Print the data that follows exactly.

> TASK INPUTS
----

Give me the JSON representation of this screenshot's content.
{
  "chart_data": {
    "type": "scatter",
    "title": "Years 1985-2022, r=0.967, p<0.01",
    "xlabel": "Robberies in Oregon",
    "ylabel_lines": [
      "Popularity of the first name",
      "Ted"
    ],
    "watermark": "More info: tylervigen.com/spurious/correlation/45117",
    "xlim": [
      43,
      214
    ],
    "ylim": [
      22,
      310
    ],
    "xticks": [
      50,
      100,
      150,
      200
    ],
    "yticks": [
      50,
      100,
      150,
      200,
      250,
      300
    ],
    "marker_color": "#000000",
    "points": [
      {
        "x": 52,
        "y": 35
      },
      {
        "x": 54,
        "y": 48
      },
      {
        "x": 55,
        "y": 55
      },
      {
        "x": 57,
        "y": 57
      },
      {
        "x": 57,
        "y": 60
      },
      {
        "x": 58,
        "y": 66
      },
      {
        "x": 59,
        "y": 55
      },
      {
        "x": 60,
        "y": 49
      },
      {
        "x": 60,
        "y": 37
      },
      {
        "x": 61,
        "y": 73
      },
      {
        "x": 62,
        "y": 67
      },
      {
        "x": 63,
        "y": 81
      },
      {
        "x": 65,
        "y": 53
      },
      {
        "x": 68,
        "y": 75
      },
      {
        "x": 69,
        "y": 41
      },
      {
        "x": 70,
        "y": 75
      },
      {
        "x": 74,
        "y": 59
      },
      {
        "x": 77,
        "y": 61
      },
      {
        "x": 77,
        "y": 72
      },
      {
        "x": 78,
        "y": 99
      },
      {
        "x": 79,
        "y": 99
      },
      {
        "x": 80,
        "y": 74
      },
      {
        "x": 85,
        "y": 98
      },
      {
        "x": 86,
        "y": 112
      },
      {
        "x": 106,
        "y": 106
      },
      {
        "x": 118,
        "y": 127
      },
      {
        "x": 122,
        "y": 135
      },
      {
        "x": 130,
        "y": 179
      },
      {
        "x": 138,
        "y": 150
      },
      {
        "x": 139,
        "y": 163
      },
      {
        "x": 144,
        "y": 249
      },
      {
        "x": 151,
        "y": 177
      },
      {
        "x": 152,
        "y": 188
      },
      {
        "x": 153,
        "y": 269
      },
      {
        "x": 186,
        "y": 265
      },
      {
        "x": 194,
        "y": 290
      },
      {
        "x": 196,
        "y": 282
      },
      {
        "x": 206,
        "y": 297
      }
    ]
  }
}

----

> FULL SOLUTION
Give me the JSON representation of this screenshot's content.
{
  "chart_data": {
    "type": "scatter",
    "title": "Years 1985-2022, r=0.967, p<0.01",
    "xlabel": "Robberies in Oregon",
    "ylabel_lines": [
      "Popularity of the first name",
      "Ted"
    ],
    "watermark": "More info: tylervigen.com/spurious/correlation/45117",
    "xlim": [
      43,
      214
    ],
    "ylim": [
      22,
      310
    ],
    "xticks": [
      50,
      100,
      150,
      200
    ],
    "yticks": [
      50,
      100,
      150,
      200,
      250,
      300
    ],
    "marker_color": "#000000",
    "points": [
      {
        "x": 52,
        "y": 35
      },
      {
        "x": 54,
        "y": 48
      },
      {
        "x": 55,
        "y": 55
      },
      {
        "x": 57,
        "y": 57
      },
      {
        "x": 57,
        "y": 60
      },
      {
        "x": 58,
        "y": 66
      },
      {
        "x": 59,
        "y": 55
      },
      {
        "x": 60,
        "y": 49
      },
      {
        "x": 60,
        "y": 37
      },
      {
        "x": 61,
        "y": 73
      },
      {
        "x": 62,
        "y": 67
      },
      {
        "x": 63,
        "y": 81
      },
      {
        "x": 65,
        "y": 53
      },
      {
        "x": 68,
        "y": 75
      },
      {
        "x": 69,
        "y": 41
      },
      {
        "x": 70,
        "y": 75
      },
      {
        "x": 74,
        "y": 59
      },
      {
        "x": 77,
        "y": 61
      },
      {
        "x": 77,
        "y": 72
      },
      {
        "x": 78,
        "y": 99
      },
      {
        "x": 79,
        "y": 99
      },
      {
        "x": 80,
        "y": 74
      },
      {
        "x": 85,
        "y": 98
      },
      {
        "x": 86,
        "y": 112
      },
      {
        "x": 106,
        "y": 106
      },
      {
        "x": 118,
        "y": 127
      },
      {
        "x": 122,
        "y": 135
      },
      {
        "x": 130,
        "y": 179
      },
      {
        "x": 138,
        "y": 150
      },
      {
        "x": 139,
        "y": 163
      },
      {
        "x": 144,
        "y": 249
      },
      {
        "x": 151,
        "y": 177
      },
      {
        "x": 152,
        "y": 188
      },
      {
        "x": 153,
        "y": 269
      },
      {
        "x": 186,
        "y": 265
      },
      {
        "x": 194,
        "y": 290
      },
      {
        "x": 196,
        "y": 282
      },
      {
        "x": 206,
        "y": 297
      }
    ]
  }
}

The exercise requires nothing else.